┌─ SOURCE DOCUMENT

2. LOSS OF OPEN SPACE AND TREES WITH DEVELOPMENT BACKGROUND: Seattle is one of the fastest growing cities in the United States. Over the last two years, a 25 % increase in new apartment buildings often resulted in the loss of single-family homes with both open space and trees. In 2014, as Seattle reported 5,546 acres of parks and natural areas, the Trust for Public Lands ranked Seattle’s open space ratio among the lowest of the 200 largest U.S. cities, at 188th – that’s 12th from the bottom.

QUESTION: How can the Port influence the loss of open space, and even to increase open space and greenbelts/tree canopy, as Seattle grows and densifies?

To my knowledge, the Port does not have a specific open space policy, tree preservation
policy, or urban forest management plan. From my checking, the Port also does not have
a current inventory of surplus properties. It does however, have more than 60 acres of
parks and public access sites, including 11 parks, dozens of shoreline public access points,
fishing piers, picnic and viewing areas, scenic bike and pedestrian trails, and
environmentally sensitive wildlife habitat restoration areas. Given that, the Port can be a
good steward of its own parks and open space, and set an example for other ports as the
greenest port in America, that cares for its trees and parks. All these Port-owned public
areas, as well as other properties in the Port’s real estate holdings should be inventoried
for significant trees, tree canopy coverage, and heritage trees should be identified and
better protected. From there the Port, perhaps through its Environment and Sustainability
Center, can develop better tree preservation and management practices. These are all
worthy environmental goals, that as Port commissioner I will pursue.

3. SURPLUS CITY UTILITY PROPERTY PRESERVED AS NEW PUBLIC OPEN SPACE BACKGROUND: The Seattle 2035 Comprehensive Plan calls for the addition of 1400 acres of open space by 2035 to accommodate population growth.

QUESTION: What is your opinion of this goal? How might surplus Port properties be preserved as public green and open spaces? What ideas do you have to achieve and/or exceed this goal?

I certainly support the Seattle 2035 park and open policies space goals, but I know from
my own research studies and city data that Seattle is not doing well in keeping up with its
commitment to provide the additional open space concurrent with the growth in
population an employment. I have for many years and in my capacity as a city
councilmember publicly advocated for more open space acquisition and use of city-owned
surplus for parks. Most recently I worked with the Seattle Green Spaces Coalition to
advance city policy in support of open space goals. Cass Turnbull in her tenacious, tireless
advocacy showed it could be done in stopping the city’s intended sale of the Myers Way
parcels in favor of preserving the city’s largest piece of surplus land for open space.

└─

Rewrite the stretch of the open space passage from "3. SURPLUS CITY" through "exceed this goal?", putting "target" in place of "goal".

┌─ DATA SEGMENT

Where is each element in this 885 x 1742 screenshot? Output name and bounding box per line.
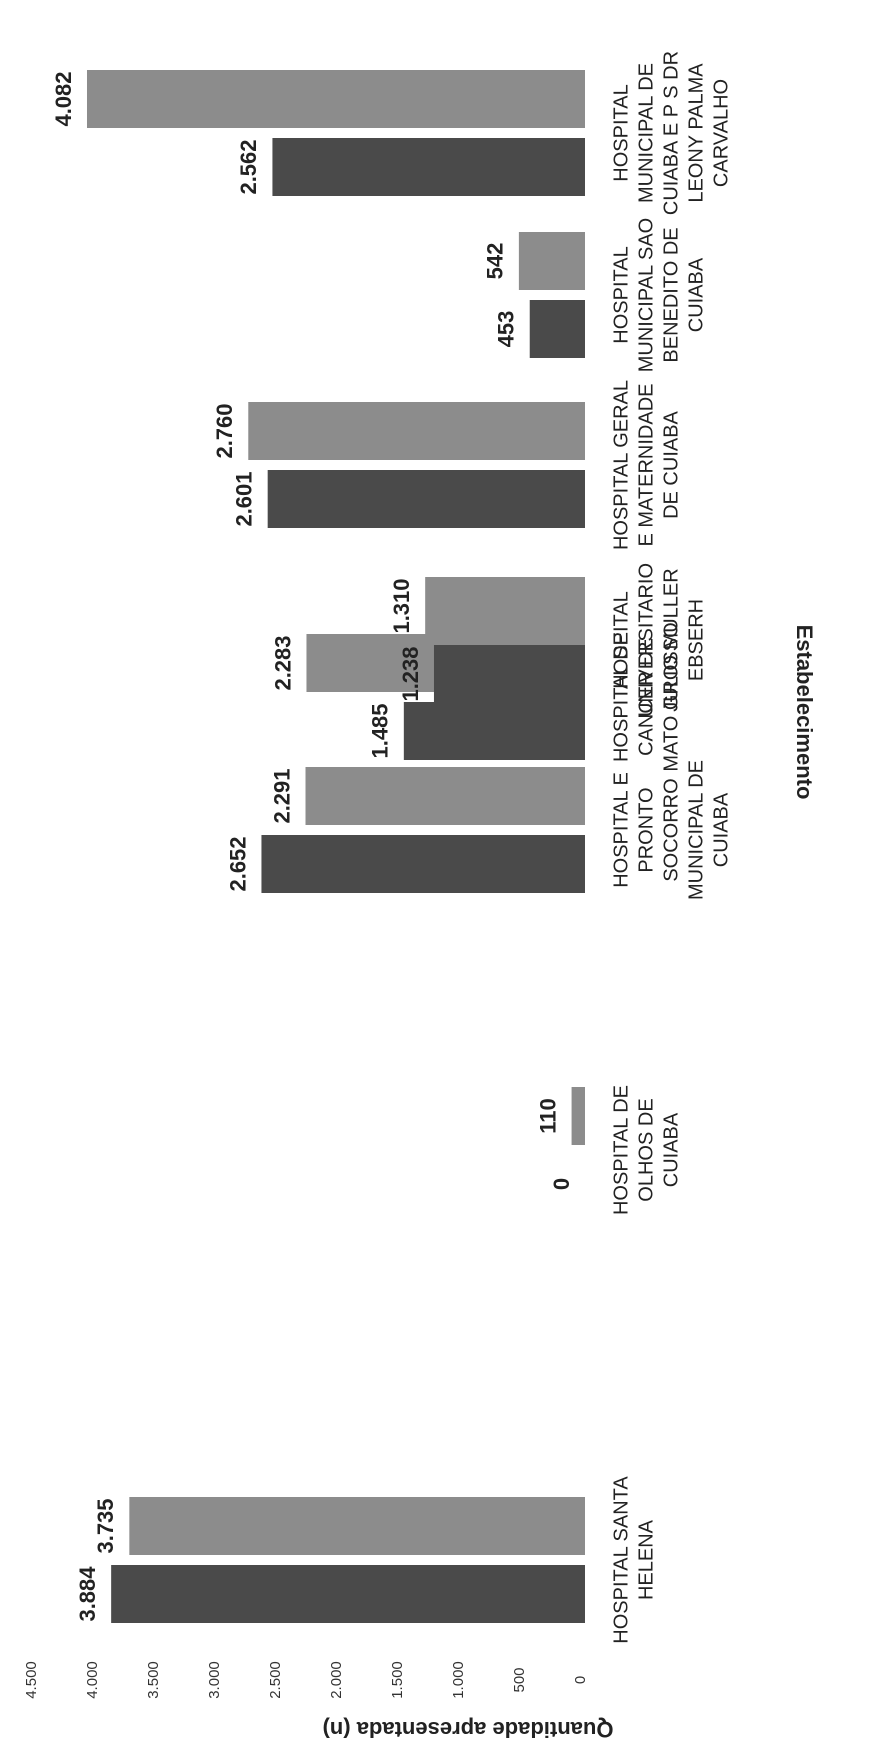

└─

## WRITTEN SOLUTION
3. SURPLUS CITY UTILITY PROPERTY PRESERVED AS NEW PUBLIC OPEN SPACE BACKGROUND: The Seattle 2035 Comprehensive Plan calls for the addition of 1400 acres of open space by 2035 to accommodate population growth.

QUESTION: What is your opinion of this target? How might surplus Port properties be preserved as public green and open spaces? What ideas do you have to achieve and/or exceed this target?